Pick out every line holding the string "small" and copy it.

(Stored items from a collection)
## start
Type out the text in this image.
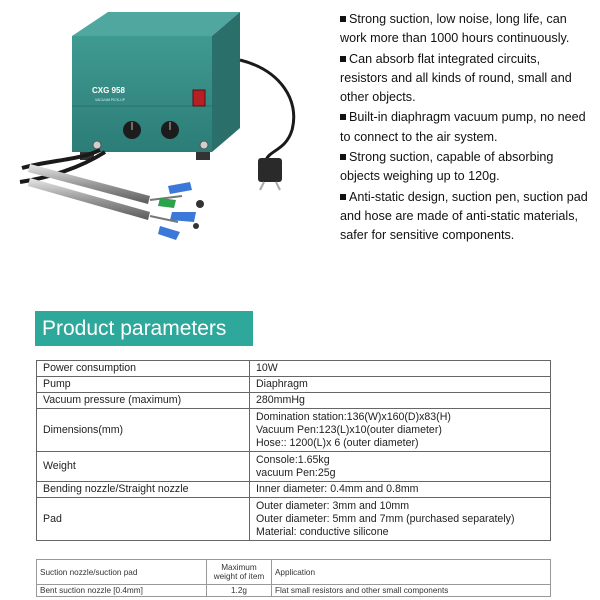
CXG 958
VACUUM PICK-UP
Strong suction, low noise, long life, can work more than 1000 hours continuously.
Can absorb flat integrated circuits, resistors and all kinds of round, small and other objects.
Built-in diaphragm vacuum pump, no need to connect to the air system.
Strong suction, capable of absorbing objects weighing up to 120g.
Anti-static design, suction pen, suction pad and hose are made of anti-static materials, safer for sensitive components.
Product parameters
Power consumption	10W
Pump	Diaphragm
Vacuum pressure (maximum)	280mmHg
Dimensions(mm)	Domination station:136(W)x160(D)x83(H)
Vacuum Pen:123(L)x10(outer diameter)
Hose:: 1200(L)x 6 (outer diameter)

Weight	Console:1.65kg
vacuum Pen:25g

Bending nozzle/Straight nozzle	Inner diameter: 0.4mm and 0.8mm
Pad	Outer diameter: 3mm and 10mm
Outer diameter: 5mm and 7mm (purchased separately)
Material: conductive silicone
Suction nozzle/suction pad	Maximum weight of item	Application
Bent suction nozzle [0.4mm]	1.2g	Flat small resistors and other small components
## end
### Answer in full
Can absorb flat integrated circuits, resistors and all kinds of round, small and other objects.
Bent suction nozzle [0.4mm]	1.2g	Flat small resistors and other small components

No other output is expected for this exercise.